• **WHAT YOU SHOULD DO**: Copy every entry exactly as given, minus the images.

>> BEGIN DATA TO USE

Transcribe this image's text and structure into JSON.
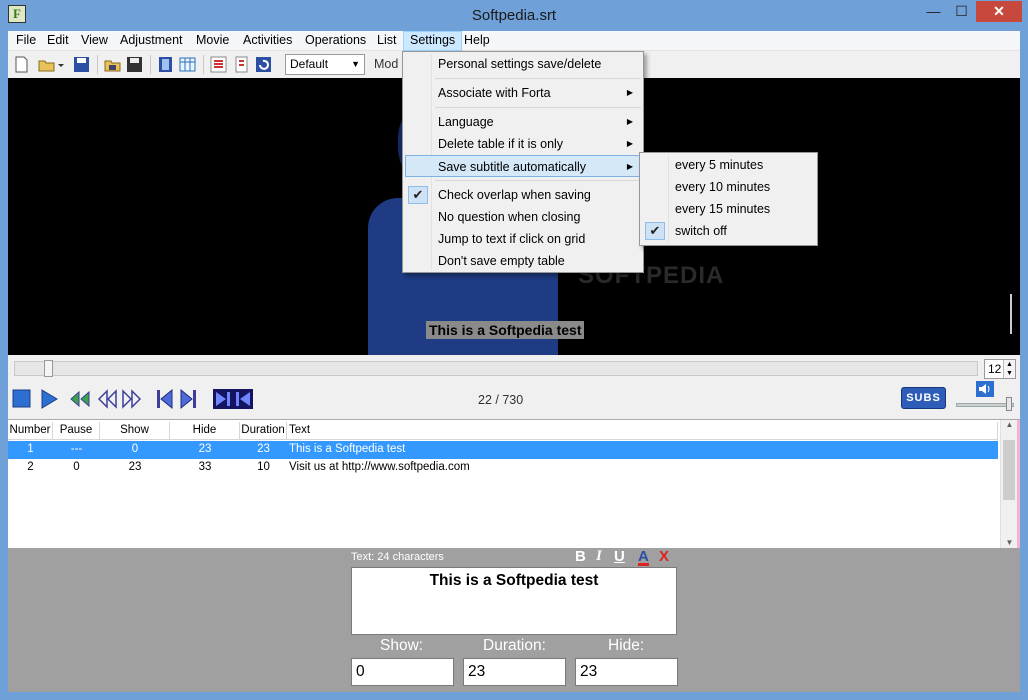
{
  "window": {
    "title": "Softpedia.srt",
    "app_icon": "F",
    "controls": {
      "minimize": "—",
      "maximize": "☐",
      "close": "✕"
    }
  },
  "menubar": {
    "items": [
      "File",
      "Edit",
      "View",
      "Adjustment",
      "Movie",
      "Activities",
      "Operations",
      "List",
      "Settings",
      "Help"
    ],
    "active": "Settings"
  },
  "toolbar": {
    "icons": [
      "new-file-icon",
      "open-folder-icon",
      "save-icon",
      "open-movie-icon",
      "save-as-icon",
      "film-icon",
      "table-icon",
      "list-icon",
      "list-small-icon",
      "undo-icon"
    ],
    "style_select": "Default",
    "mode_label": "Mod"
  },
  "video": {
    "caption": "This is a Softpedia test",
    "watermark": "SOFTPEDIA"
  },
  "seek": {
    "position_fraction": 0.035,
    "spin_value": "12"
  },
  "playback": {
    "counter": "22 / 730",
    "subs_label": "SUBS",
    "volume_fraction": 0.9,
    "icons": [
      "stop-icon",
      "play-icon",
      "step-icon",
      "prev-frame-icon",
      "next-frame-icon",
      "go-start-icon",
      "go-end-icon",
      "mark-in-icon",
      "mark-out-icon",
      "volume-icon"
    ]
  },
  "table": {
    "columns": [
      "Number",
      "Pause",
      "Show",
      "Hide",
      "Duration",
      "Text"
    ],
    "rows": [
      {
        "number": "1",
        "pause": "---",
        "show": "0",
        "hide": "23",
        "duration": "23",
        "text": "This is a Softpedia test",
        "selected": true
      },
      {
        "number": "2",
        "pause": "0",
        "show": "23",
        "hide": "33",
        "duration": "10",
        "text": "Visit us at http://www.softpedia.com",
        "selected": false
      }
    ]
  },
  "editor": {
    "char_count": "Text: 24 characters",
    "format_buttons": {
      "bold": "B",
      "italic": "I",
      "underline": "U",
      "color": "A",
      "clear": "X"
    },
    "text": "This is a Softpedia test",
    "show_label": "Show:",
    "duration_label": "Duration:",
    "hide_label": "Hide:",
    "show_value": "0",
    "duration_value": "23",
    "hide_value": "23"
  },
  "settings_menu": {
    "items": [
      {
        "label": "Personal settings save/delete",
        "submenu": false,
        "checked": false
      },
      {
        "label": "Associate with Forta",
        "submenu": true,
        "checked": false
      },
      {
        "label": "Language",
        "submenu": true,
        "checked": false
      },
      {
        "label": "Delete table if it is only",
        "submenu": true,
        "checked": false
      },
      {
        "label": "Save subtitle automatically",
        "submenu": true,
        "checked": false,
        "highlighted": true
      },
      {
        "label": "Check overlap when saving",
        "submenu": false,
        "checked": true
      },
      {
        "label": "No question when closing",
        "submenu": false,
        "checked": false
      },
      {
        "label": "Jump to text if click on grid",
        "submenu": false,
        "checked": false
      },
      {
        "label": "Don't save empty table",
        "submenu": false,
        "checked": false
      }
    ]
  },
  "autosave_submenu": {
    "items": [
      {
        "label": "every 5 minutes",
        "checked": false
      },
      {
        "label": "every 10 minutes",
        "checked": false
      },
      {
        "label": "every 15 minutes",
        "checked": false
      },
      {
        "label": "switch off",
        "checked": true
      }
    ]
  },
  "colors": {
    "title_bar": "#6fa0d8",
    "selection": "#3399ff",
    "menu_highlight": "#d5e8f7",
    "editor_bg": "#a0a0a0",
    "close_button": "#c7483c"
  }
}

>> END DATA TO USE

• **RESULT FOR THIS EXERCISE**:
Transcribe this image's text and structure into JSON.
{
  "window": {
    "title": "Softpedia.srt",
    "app_icon": "F",
    "controls": {
      "minimize": "—",
      "maximize": "☐",
      "close": "✕"
    }
  },
  "menubar": {
    "items": [
      "File",
      "Edit",
      "View",
      "Adjustment",
      "Movie",
      "Activities",
      "Operations",
      "List",
      "Settings",
      "Help"
    ],
    "active": "Settings"
  },
  "toolbar": {
    "icons": [
      "new-file-icon",
      "open-folder-icon",
      "save-icon",
      "open-movie-icon",
      "save-as-icon",
      "film-icon",
      "table-icon",
      "list-icon",
      "list-small-icon",
      "undo-icon"
    ],
    "style_select": "Default",
    "mode_label": "Mod"
  },
  "video": {
    "caption": "This is a Softpedia test",
    "watermark": "SOFTPEDIA"
  },
  "seek": {
    "position_fraction": 0.035,
    "spin_value": "12"
  },
  "playback": {
    "counter": "22 / 730",
    "subs_label": "SUBS",
    "volume_fraction": 0.9,
    "icons": [
      "stop-icon",
      "play-icon",
      "step-icon",
      "prev-frame-icon",
      "next-frame-icon",
      "go-start-icon",
      "go-end-icon",
      "mark-in-icon",
      "mark-out-icon",
      "volume-icon"
    ]
  },
  "table": {
    "columns": [
      "Number",
      "Pause",
      "Show",
      "Hide",
      "Duration",
      "Text"
    ],
    "rows": [
      {
        "number": "1",
        "pause": "---",
        "show": "0",
        "hide": "23",
        "duration": "23",
        "text": "This is a Softpedia test",
        "selected": true
      },
      {
        "number": "2",
        "pause": "0",
        "show": "23",
        "hide": "33",
        "duration": "10",
        "text": "Visit us at http://www.softpedia.com",
        "selected": false
      }
    ]
  },
  "editor": {
    "char_count": "Text: 24 characters",
    "format_buttons": {
      "bold": "B",
      "italic": "I",
      "underline": "U",
      "color": "A",
      "clear": "X"
    },
    "text": "This is a Softpedia test",
    "show_label": "Show:",
    "duration_label": "Duration:",
    "hide_label": "Hide:",
    "show_value": "0",
    "duration_value": "23",
    "hide_value": "23"
  },
  "settings_menu": {
    "items": [
      {
        "label": "Personal settings save/delete",
        "submenu": false,
        "checked": false
      },
      {
        "label": "Associate with Forta",
        "submenu": true,
        "checked": false
      },
      {
        "label": "Language",
        "submenu": true,
        "checked": false
      },
      {
        "label": "Delete table if it is only",
        "submenu": true,
        "checked": false
      },
      {
        "label": "Save subtitle automatically",
        "submenu": true,
        "checked": false,
        "highlighted": true
      },
      {
        "label": "Check overlap when saving",
        "submenu": false,
        "checked": true
      },
      {
        "label": "No question when closing",
        "submenu": false,
        "checked": false
      },
      {
        "label": "Jump to text if click on grid",
        "submenu": false,
        "checked": false
      },
      {
        "label": "Don't save empty table",
        "submenu": false,
        "checked": false
      }
    ]
  },
  "autosave_submenu": {
    "items": [
      {
        "label": "every 5 minutes",
        "checked": false
      },
      {
        "label": "every 10 minutes",
        "checked": false
      },
      {
        "label": "every 15 minutes",
        "checked": false
      },
      {
        "label": "switch off",
        "checked": true
      }
    ]
  },
  "colors": {
    "title_bar": "#6fa0d8",
    "selection": "#3399ff",
    "menu_highlight": "#d5e8f7",
    "editor_bg": "#a0a0a0",
    "close_button": "#c7483c"
  }
}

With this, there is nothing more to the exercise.